___ Provided data
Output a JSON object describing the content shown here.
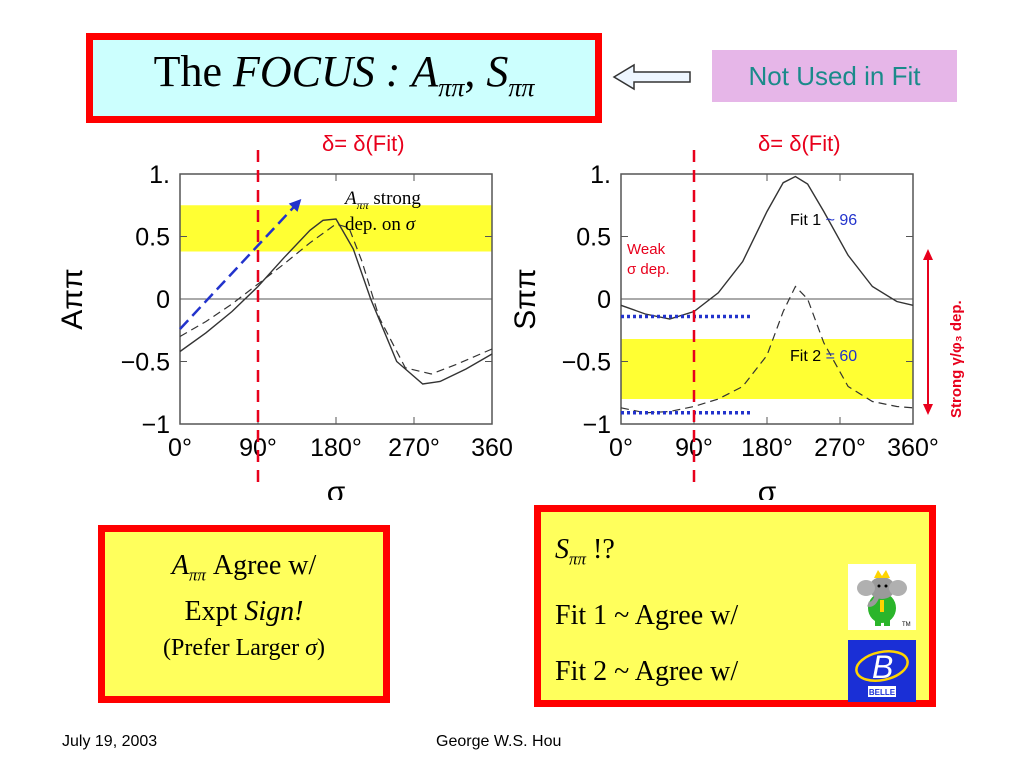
{
  "title": {
    "prefix": "The",
    "focus": "FOCUS",
    "colon": ":",
    "a": "A",
    "comma": ",",
    "s": "S",
    "sub": "ππ"
  },
  "not_used_label": "Not Used in Fit",
  "delta_label": "δ= δ(Fit)",
  "left_panel": {
    "annotation_a": "A",
    "annotation_sub": "ππ",
    "annotation_text1": "strong",
    "annotation_text2": "dep. on",
    "annotation_sigma": "σ"
  },
  "right_panel": {
    "weak_line1": "Weak",
    "weak_line2": "σ dep.",
    "fit1_label": "Fit 1",
    "fit1_value": "~ 96",
    "fit2_label": "Fit 2",
    "fit2_value": "= 60",
    "strong_label": "Strong γ/φ₃ dep."
  },
  "box_left": {
    "line1_a": "A",
    "line1_sub": "ππ",
    "line1_rest": "Agree  w/",
    "line2_a": "Expt",
    "line2_b": "Sign!",
    "line3_a": "(Prefer Larger",
    "line3_sigma": "σ",
    "line3_b": ")"
  },
  "box_right": {
    "line1_s": "S",
    "line1_sub": "ππ",
    "line1_rest": "!?",
    "line2": "Fit 1 ~ Agree  w/",
    "line3": "Fit 2 ~ Agree  w/",
    "logo_belle_text": "BELLE",
    "logo_tm": "TM"
  },
  "footer": {
    "date": "July 19, 2003",
    "author": "George W.S. Hou"
  },
  "colors": {
    "band": "#ffff33",
    "red": "#e8001c",
    "blue_dash": "#2233cc"
  },
  "chart_data": [
    {
      "type": "line",
      "ylabel": "Aππ",
      "xlabel": "σ",
      "xlim": [
        0,
        360
      ],
      "ylim": [
        -1,
        1
      ],
      "x_ticks": [
        "0°",
        "90°",
        "180°",
        "270°",
        "360"
      ],
      "y_ticks": [
        "1.",
        "0.5",
        "0",
        "−0.5",
        "−1"
      ],
      "band": [
        0.38,
        0.75
      ],
      "vline_x": 90,
      "series": [
        {
          "style": "solid",
          "x": [
            0,
            30,
            60,
            90,
            120,
            150,
            165,
            180,
            200,
            220,
            250,
            280,
            300,
            330,
            360
          ],
          "y": [
            -0.42,
            -0.27,
            -0.1,
            0.1,
            0.33,
            0.55,
            0.63,
            0.64,
            0.4,
            0.0,
            -0.5,
            -0.68,
            -0.66,
            -0.56,
            -0.44
          ]
        },
        {
          "style": "dashed",
          "x": [
            0,
            30,
            60,
            90,
            120,
            150,
            180,
            195,
            210,
            230,
            260,
            290,
            320,
            360
          ],
          "y": [
            -0.3,
            -0.18,
            -0.04,
            0.12,
            0.28,
            0.45,
            0.6,
            0.57,
            0.3,
            -0.15,
            -0.55,
            -0.6,
            -0.52,
            -0.4
          ]
        },
        {
          "style": "arrow",
          "x": [
            0,
            140
          ],
          "y": [
            -0.24,
            0.8
          ]
        }
      ]
    },
    {
      "type": "line",
      "ylabel": "Sππ",
      "xlabel": "σ",
      "xlim": [
        0,
        360
      ],
      "ylim": [
        -1,
        1
      ],
      "x_ticks": [
        "0°",
        "90°",
        "180°",
        "270°",
        "360°"
      ],
      "y_ticks": [
        "1.",
        "0.5",
        "0",
        "−0.5",
        "−1"
      ],
      "band": [
        -0.8,
        -0.32
      ],
      "vline_x": 90,
      "series": [
        {
          "style": "solid",
          "x": [
            0,
            30,
            60,
            90,
            120,
            150,
            180,
            200,
            215,
            230,
            250,
            280,
            310,
            340,
            360
          ],
          "y": [
            -0.05,
            -0.12,
            -0.16,
            -0.1,
            0.05,
            0.3,
            0.7,
            0.93,
            0.98,
            0.92,
            0.7,
            0.35,
            0.1,
            -0.02,
            -0.05
          ]
        },
        {
          "style": "dashed",
          "x": [
            0,
            30,
            60,
            90,
            120,
            150,
            180,
            200,
            215,
            230,
            250,
            280,
            310,
            340,
            360
          ],
          "y": [
            -0.87,
            -0.91,
            -0.9,
            -0.86,
            -0.8,
            -0.7,
            -0.45,
            -0.1,
            0.1,
            0.0,
            -0.35,
            -0.7,
            -0.82,
            -0.86,
            -0.87
          ]
        },
        {
          "style": "dotted",
          "x": [
            0,
            160
          ],
          "y": [
            -0.14,
            -0.14
          ]
        },
        {
          "style": "dotted",
          "x": [
            0,
            160
          ],
          "y": [
            -0.91,
            -0.91
          ]
        }
      ]
    }
  ]
}
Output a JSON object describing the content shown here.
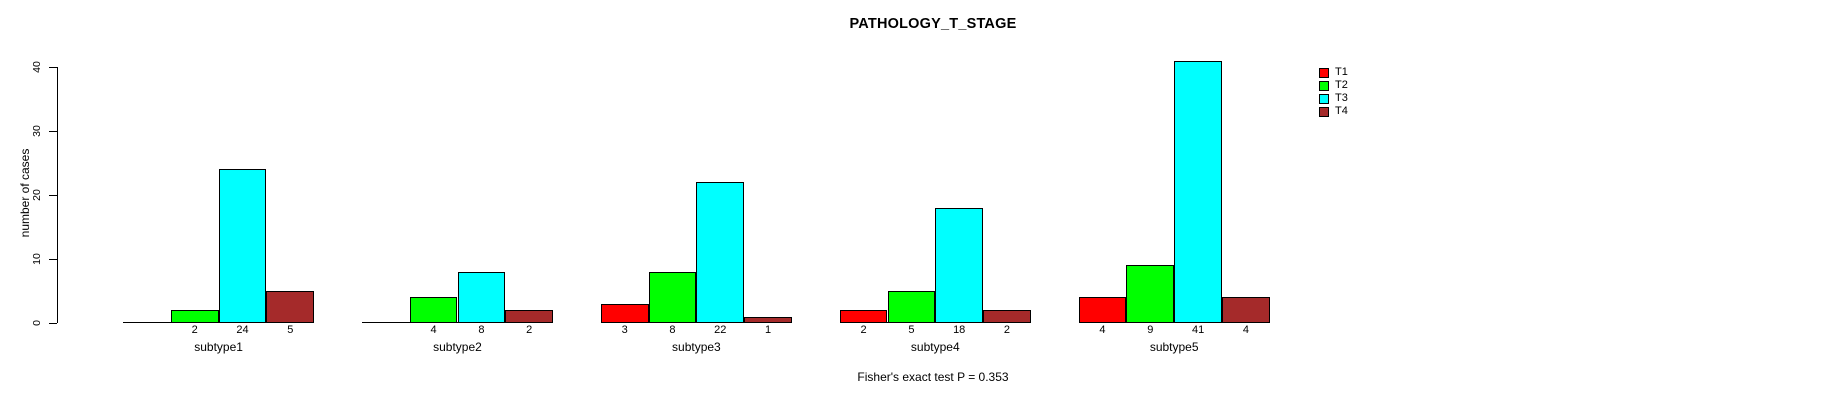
{
  "title": "PATHOLOGY_T_STAGE",
  "footer": {
    "annotation": "Fisher's exact test P = 0.353"
  },
  "chart_data": {
    "type": "bar",
    "title": "PATHOLOGY_T_STAGE",
    "xlabel": "",
    "ylabel": "number of cases",
    "ylim": [
      0,
      40
    ],
    "yticks": [
      "0",
      "10",
      "20",
      "30",
      "40"
    ],
    "grid": false,
    "legend_position": "top-right",
    "categories": [
      "subtype1",
      "subtype2",
      "subtype3",
      "subtype4",
      "subtype5"
    ],
    "series": [
      {
        "name": "T1",
        "color": "#FF0000",
        "values": [
          0,
          0,
          3,
          2,
          4
        ]
      },
      {
        "name": "T2",
        "color": "#00FF00",
        "values": [
          2,
          4,
          8,
          5,
          9
        ]
      },
      {
        "name": "T3",
        "color": "#00FFFF",
        "values": [
          24,
          8,
          22,
          18,
          41
        ]
      },
      {
        "name": "T4",
        "color": "#A52A2A",
        "values": [
          5,
          2,
          1,
          2,
          4
        ]
      }
    ],
    "bar_value_labels": {
      "shown": true,
      "zeros_hidden": true,
      "per_category": [
        [
          "",
          "2",
          "24",
          "5"
        ],
        [
          "",
          "4",
          "8",
          "2"
        ],
        [
          "3",
          "8",
          "22",
          "1"
        ],
        [
          "2",
          "5",
          "18",
          "2"
        ],
        [
          "4",
          "9",
          "41",
          "4"
        ]
      ]
    },
    "annotation": "Fisher's exact test P = 0.353"
  }
}
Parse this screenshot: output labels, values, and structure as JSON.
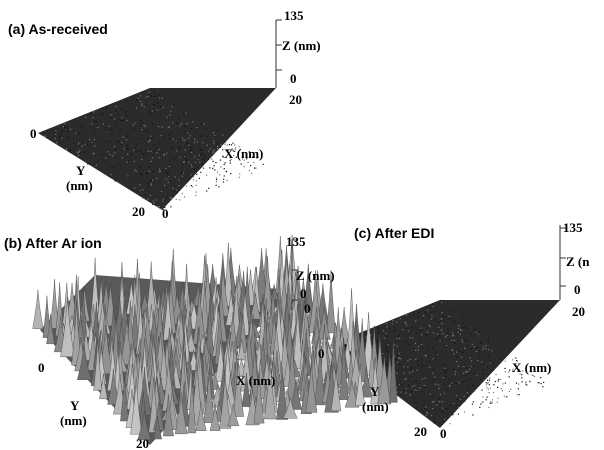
{
  "panels": [
    {
      "title": "(a) As-received",
      "z_max": "135",
      "z_label": "Z (nm)",
      "z_min": "0",
      "x_end": "20",
      "y_start": "0",
      "y_label_1": "Y",
      "y_label_2": "(nm)",
      "y_end": "20",
      "x_start": "0",
      "x_label": "X (nm)"
    },
    {
      "title": "(b)  After  Ar  ion",
      "z_max": "135",
      "z_label": "Z (nm)",
      "z_min": "0",
      "x_end": "0",
      "y_start": "0",
      "y_label_1": "Y",
      "y_label_2": "(nm)",
      "y_end": "20",
      "x_label": "X (nm)"
    },
    {
      "title": "(c) After EDI",
      "z_max": "135",
      "z_label": "Z (n",
      "z_min": "0",
      "x_end": "20",
      "y_start": "0",
      "y_label_1": "Y",
      "y_label_2": "(nm)",
      "y_end": "20",
      "x_start": "0",
      "x_label": "X (nm)"
    }
  ]
}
______
Problem: Copy exactly the lines from the line containing "Parse this screenshot: output" through the last line of the records above, both included, and leave out any pictures.

Exercise output:
Parse this screenshot: output labels, values, and structure as JSON.
{
  "panels": [
    {
      "title": "(a) As-received",
      "z_max": "135",
      "z_label": "Z (nm)",
      "z_min": "0",
      "x_end": "20",
      "y_start": "0",
      "y_label_1": "Y",
      "y_label_2": "(nm)",
      "y_end": "20",
      "x_start": "0",
      "x_label": "X (nm)"
    },
    {
      "title": "(b)  After  Ar  ion",
      "z_max": "135",
      "z_label": "Z (nm)",
      "z_min": "0",
      "x_end": "0",
      "y_start": "0",
      "y_label_1": "Y",
      "y_label_2": "(nm)",
      "y_end": "20",
      "x_label": "X (nm)"
    },
    {
      "title": "(c) After EDI",
      "z_max": "135",
      "z_label": "Z (n",
      "z_min": "0",
      "x_end": "20",
      "y_start": "0",
      "y_label_1": "Y",
      "y_label_2": "(nm)",
      "y_end": "20",
      "x_start": "0",
      "x_label": "X (nm)"
    }
  ]
}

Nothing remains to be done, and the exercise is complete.